• TASK STATEMENT
Repeat the full listing, word for word.

* START SUPPLIED MATERIAL *

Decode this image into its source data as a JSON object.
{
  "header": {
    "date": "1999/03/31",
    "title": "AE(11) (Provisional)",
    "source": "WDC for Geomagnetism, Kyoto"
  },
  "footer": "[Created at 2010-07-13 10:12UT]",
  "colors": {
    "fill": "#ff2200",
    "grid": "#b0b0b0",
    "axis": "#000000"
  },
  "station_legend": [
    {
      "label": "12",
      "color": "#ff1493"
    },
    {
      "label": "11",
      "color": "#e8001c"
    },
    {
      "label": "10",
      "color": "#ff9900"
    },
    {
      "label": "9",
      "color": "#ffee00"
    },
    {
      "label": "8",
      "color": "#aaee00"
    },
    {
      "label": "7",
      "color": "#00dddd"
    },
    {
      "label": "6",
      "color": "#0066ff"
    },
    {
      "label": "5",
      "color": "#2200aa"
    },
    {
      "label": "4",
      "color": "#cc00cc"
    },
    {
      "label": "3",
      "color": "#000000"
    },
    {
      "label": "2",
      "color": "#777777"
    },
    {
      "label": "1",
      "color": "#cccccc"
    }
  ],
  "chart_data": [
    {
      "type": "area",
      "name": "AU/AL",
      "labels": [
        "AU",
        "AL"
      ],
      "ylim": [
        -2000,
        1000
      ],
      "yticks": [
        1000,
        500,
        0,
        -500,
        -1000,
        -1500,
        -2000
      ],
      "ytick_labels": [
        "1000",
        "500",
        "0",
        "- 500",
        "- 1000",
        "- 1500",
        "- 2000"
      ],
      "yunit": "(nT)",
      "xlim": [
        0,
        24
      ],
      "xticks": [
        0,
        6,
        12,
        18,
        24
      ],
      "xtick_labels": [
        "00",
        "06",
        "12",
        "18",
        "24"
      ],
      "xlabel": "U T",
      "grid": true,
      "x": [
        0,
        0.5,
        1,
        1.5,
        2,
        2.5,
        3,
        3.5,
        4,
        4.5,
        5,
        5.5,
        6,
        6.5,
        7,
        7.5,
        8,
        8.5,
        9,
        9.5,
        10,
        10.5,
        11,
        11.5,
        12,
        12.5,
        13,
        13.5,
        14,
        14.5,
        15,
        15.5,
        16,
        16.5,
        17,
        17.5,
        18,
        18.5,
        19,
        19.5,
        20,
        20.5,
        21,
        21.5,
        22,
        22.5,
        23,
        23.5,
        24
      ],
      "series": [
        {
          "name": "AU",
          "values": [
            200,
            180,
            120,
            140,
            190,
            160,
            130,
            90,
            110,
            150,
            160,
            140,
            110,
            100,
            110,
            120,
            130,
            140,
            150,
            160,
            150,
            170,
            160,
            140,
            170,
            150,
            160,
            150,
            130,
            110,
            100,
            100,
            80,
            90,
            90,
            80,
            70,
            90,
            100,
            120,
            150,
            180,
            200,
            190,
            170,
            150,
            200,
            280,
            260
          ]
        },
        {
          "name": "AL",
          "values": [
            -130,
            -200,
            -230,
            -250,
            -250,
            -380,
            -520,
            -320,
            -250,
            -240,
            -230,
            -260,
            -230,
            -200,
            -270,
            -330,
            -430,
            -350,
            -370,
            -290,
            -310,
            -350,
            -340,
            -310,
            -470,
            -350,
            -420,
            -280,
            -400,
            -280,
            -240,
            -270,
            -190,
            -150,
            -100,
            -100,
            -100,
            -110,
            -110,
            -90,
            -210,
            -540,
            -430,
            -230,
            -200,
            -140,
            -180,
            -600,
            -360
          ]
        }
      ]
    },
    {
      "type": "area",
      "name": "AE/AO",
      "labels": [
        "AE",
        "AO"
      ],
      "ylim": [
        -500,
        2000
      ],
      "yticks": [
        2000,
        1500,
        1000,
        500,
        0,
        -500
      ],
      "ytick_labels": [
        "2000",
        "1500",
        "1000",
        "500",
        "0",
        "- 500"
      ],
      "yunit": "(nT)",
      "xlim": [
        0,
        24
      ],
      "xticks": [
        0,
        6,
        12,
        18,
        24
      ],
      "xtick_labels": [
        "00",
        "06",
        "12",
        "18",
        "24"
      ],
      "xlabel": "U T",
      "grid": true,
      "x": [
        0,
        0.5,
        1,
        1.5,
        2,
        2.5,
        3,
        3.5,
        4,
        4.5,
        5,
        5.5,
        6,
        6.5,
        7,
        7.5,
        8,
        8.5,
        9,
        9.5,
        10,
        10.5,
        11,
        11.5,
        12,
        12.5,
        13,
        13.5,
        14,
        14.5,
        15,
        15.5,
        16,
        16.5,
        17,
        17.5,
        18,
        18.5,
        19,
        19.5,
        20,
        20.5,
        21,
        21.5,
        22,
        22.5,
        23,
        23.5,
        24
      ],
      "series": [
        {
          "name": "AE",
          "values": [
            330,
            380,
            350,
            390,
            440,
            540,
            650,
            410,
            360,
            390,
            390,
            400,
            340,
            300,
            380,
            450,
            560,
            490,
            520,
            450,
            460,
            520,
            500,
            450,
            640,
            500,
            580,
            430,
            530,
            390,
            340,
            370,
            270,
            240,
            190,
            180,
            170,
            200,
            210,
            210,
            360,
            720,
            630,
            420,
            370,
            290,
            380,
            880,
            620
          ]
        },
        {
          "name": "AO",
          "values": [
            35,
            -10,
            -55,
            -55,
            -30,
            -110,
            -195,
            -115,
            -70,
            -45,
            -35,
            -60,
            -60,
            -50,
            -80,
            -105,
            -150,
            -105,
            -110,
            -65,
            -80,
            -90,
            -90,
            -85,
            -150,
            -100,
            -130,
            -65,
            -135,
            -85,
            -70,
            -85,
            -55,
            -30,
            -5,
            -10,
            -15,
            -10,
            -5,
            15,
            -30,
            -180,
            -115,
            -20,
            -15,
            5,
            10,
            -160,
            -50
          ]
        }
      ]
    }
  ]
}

* END SUPPLIED MATERIAL *

• TASK RESULT
Decode this image into its source data as a JSON object.
{
  "header": {
    "date": "1999/03/31",
    "title": "AE(11) (Provisional)",
    "source": "WDC for Geomagnetism, Kyoto"
  },
  "footer": "[Created at 2010-07-13 10:12UT]",
  "colors": {
    "fill": "#ff2200",
    "grid": "#b0b0b0",
    "axis": "#000000"
  },
  "station_legend": [
    {
      "label": "12",
      "color": "#ff1493"
    },
    {
      "label": "11",
      "color": "#e8001c"
    },
    {
      "label": "10",
      "color": "#ff9900"
    },
    {
      "label": "9",
      "color": "#ffee00"
    },
    {
      "label": "8",
      "color": "#aaee00"
    },
    {
      "label": "7",
      "color": "#00dddd"
    },
    {
      "label": "6",
      "color": "#0066ff"
    },
    {
      "label": "5",
      "color": "#2200aa"
    },
    {
      "label": "4",
      "color": "#cc00cc"
    },
    {
      "label": "3",
      "color": "#000000"
    },
    {
      "label": "2",
      "color": "#777777"
    },
    {
      "label": "1",
      "color": "#cccccc"
    }
  ],
  "chart_data": [
    {
      "type": "area",
      "name": "AU/AL",
      "labels": [
        "AU",
        "AL"
      ],
      "ylim": [
        -2000,
        1000
      ],
      "yticks": [
        1000,
        500,
        0,
        -500,
        -1000,
        -1500,
        -2000
      ],
      "ytick_labels": [
        "1000",
        "500",
        "0",
        "- 500",
        "- 1000",
        "- 1500",
        "- 2000"
      ],
      "yunit": "(nT)",
      "xlim": [
        0,
        24
      ],
      "xticks": [
        0,
        6,
        12,
        18,
        24
      ],
      "xtick_labels": [
        "00",
        "06",
        "12",
        "18",
        "24"
      ],
      "xlabel": "U T",
      "grid": true,
      "x": [
        0,
        0.5,
        1,
        1.5,
        2,
        2.5,
        3,
        3.5,
        4,
        4.5,
        5,
        5.5,
        6,
        6.5,
        7,
        7.5,
        8,
        8.5,
        9,
        9.5,
        10,
        10.5,
        11,
        11.5,
        12,
        12.5,
        13,
        13.5,
        14,
        14.5,
        15,
        15.5,
        16,
        16.5,
        17,
        17.5,
        18,
        18.5,
        19,
        19.5,
        20,
        20.5,
        21,
        21.5,
        22,
        22.5,
        23,
        23.5,
        24
      ],
      "series": [
        {
          "name": "AU",
          "values": [
            200,
            180,
            120,
            140,
            190,
            160,
            130,
            90,
            110,
            150,
            160,
            140,
            110,
            100,
            110,
            120,
            130,
            140,
            150,
            160,
            150,
            170,
            160,
            140,
            170,
            150,
            160,
            150,
            130,
            110,
            100,
            100,
            80,
            90,
            90,
            80,
            70,
            90,
            100,
            120,
            150,
            180,
            200,
            190,
            170,
            150,
            200,
            280,
            260
          ]
        },
        {
          "name": "AL",
          "values": [
            -130,
            -200,
            -230,
            -250,
            -250,
            -380,
            -520,
            -320,
            -250,
            -240,
            -230,
            -260,
            -230,
            -200,
            -270,
            -330,
            -430,
            -350,
            -370,
            -290,
            -310,
            -350,
            -340,
            -310,
            -470,
            -350,
            -420,
            -280,
            -400,
            -280,
            -240,
            -270,
            -190,
            -150,
            -100,
            -100,
            -100,
            -110,
            -110,
            -90,
            -210,
            -540,
            -430,
            -230,
            -200,
            -140,
            -180,
            -600,
            -360
          ]
        }
      ]
    },
    {
      "type": "area",
      "name": "AE/AO",
      "labels": [
        "AE",
        "AO"
      ],
      "ylim": [
        -500,
        2000
      ],
      "yticks": [
        2000,
        1500,
        1000,
        500,
        0,
        -500
      ],
      "ytick_labels": [
        "2000",
        "1500",
        "1000",
        "500",
        "0",
        "- 500"
      ],
      "yunit": "(nT)",
      "xlim": [
        0,
        24
      ],
      "xticks": [
        0,
        6,
        12,
        18,
        24
      ],
      "xtick_labels": [
        "00",
        "06",
        "12",
        "18",
        "24"
      ],
      "xlabel": "U T",
      "grid": true,
      "x": [
        0,
        0.5,
        1,
        1.5,
        2,
        2.5,
        3,
        3.5,
        4,
        4.5,
        5,
        5.5,
        6,
        6.5,
        7,
        7.5,
        8,
        8.5,
        9,
        9.5,
        10,
        10.5,
        11,
        11.5,
        12,
        12.5,
        13,
        13.5,
        14,
        14.5,
        15,
        15.5,
        16,
        16.5,
        17,
        17.5,
        18,
        18.5,
        19,
        19.5,
        20,
        20.5,
        21,
        21.5,
        22,
        22.5,
        23,
        23.5,
        24
      ],
      "series": [
        {
          "name": "AE",
          "values": [
            330,
            380,
            350,
            390,
            440,
            540,
            650,
            410,
            360,
            390,
            390,
            400,
            340,
            300,
            380,
            450,
            560,
            490,
            520,
            450,
            460,
            520,
            500,
            450,
            640,
            500,
            580,
            430,
            530,
            390,
            340,
            370,
            270,
            240,
            190,
            180,
            170,
            200,
            210,
            210,
            360,
            720,
            630,
            420,
            370,
            290,
            380,
            880,
            620
          ]
        },
        {
          "name": "AO",
          "values": [
            35,
            -10,
            -55,
            -55,
            -30,
            -110,
            -195,
            -115,
            -70,
            -45,
            -35,
            -60,
            -60,
            -50,
            -80,
            -105,
            -150,
            -105,
            -110,
            -65,
            -80,
            -90,
            -90,
            -85,
            -150,
            -100,
            -130,
            -65,
            -135,
            -85,
            -70,
            -85,
            -55,
            -30,
            -5,
            -10,
            -15,
            -10,
            -5,
            15,
            -30,
            -180,
            -115,
            -20,
            -15,
            5,
            10,
            -160,
            -50
          ]
        }
      ]
    }
  ]
}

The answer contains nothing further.